## RECORDS
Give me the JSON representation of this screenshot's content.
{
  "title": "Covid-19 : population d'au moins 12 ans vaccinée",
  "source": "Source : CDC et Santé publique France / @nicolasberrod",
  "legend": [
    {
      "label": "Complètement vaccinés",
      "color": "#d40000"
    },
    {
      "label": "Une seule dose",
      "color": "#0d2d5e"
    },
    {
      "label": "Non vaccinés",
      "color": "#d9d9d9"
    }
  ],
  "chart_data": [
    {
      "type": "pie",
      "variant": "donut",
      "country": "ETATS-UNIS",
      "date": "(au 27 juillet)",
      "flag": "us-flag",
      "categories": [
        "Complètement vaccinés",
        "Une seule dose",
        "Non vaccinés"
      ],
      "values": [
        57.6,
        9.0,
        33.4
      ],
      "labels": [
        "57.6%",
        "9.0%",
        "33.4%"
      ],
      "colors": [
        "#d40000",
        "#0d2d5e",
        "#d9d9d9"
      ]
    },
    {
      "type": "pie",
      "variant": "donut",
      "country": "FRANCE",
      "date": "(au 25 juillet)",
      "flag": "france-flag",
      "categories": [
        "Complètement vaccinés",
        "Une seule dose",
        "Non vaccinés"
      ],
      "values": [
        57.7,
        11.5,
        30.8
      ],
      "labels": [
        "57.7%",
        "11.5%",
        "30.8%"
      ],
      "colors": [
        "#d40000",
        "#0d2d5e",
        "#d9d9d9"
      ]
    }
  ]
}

## TO DO
Retype all the material above precisely, with no line left out.

## ANSWER TO THE TASK
Give me the JSON representation of this screenshot's content.
{
  "title": "Covid-19 : population d'au moins 12 ans vaccinée",
  "source": "Source : CDC et Santé publique France / @nicolasberrod",
  "legend": [
    {
      "label": "Complètement vaccinés",
      "color": "#d40000"
    },
    {
      "label": "Une seule dose",
      "color": "#0d2d5e"
    },
    {
      "label": "Non vaccinés",
      "color": "#d9d9d9"
    }
  ],
  "chart_data": [
    {
      "type": "pie",
      "variant": "donut",
      "country": "ETATS-UNIS",
      "date": "(au 27 juillet)",
      "flag": "us-flag",
      "categories": [
        "Complètement vaccinés",
        "Une seule dose",
        "Non vaccinés"
      ],
      "values": [
        57.6,
        9.0,
        33.4
      ],
      "labels": [
        "57.6%",
        "9.0%",
        "33.4%"
      ],
      "colors": [
        "#d40000",
        "#0d2d5e",
        "#d9d9d9"
      ]
    },
    {
      "type": "pie",
      "variant": "donut",
      "country": "FRANCE",
      "date": "(au 25 juillet)",
      "flag": "france-flag",
      "categories": [
        "Complètement vaccinés",
        "Une seule dose",
        "Non vaccinés"
      ],
      "values": [
        57.7,
        11.5,
        30.8
      ],
      "labels": [
        "57.7%",
        "11.5%",
        "30.8%"
      ],
      "colors": [
        "#d40000",
        "#0d2d5e",
        "#d9d9d9"
      ]
    }
  ]
}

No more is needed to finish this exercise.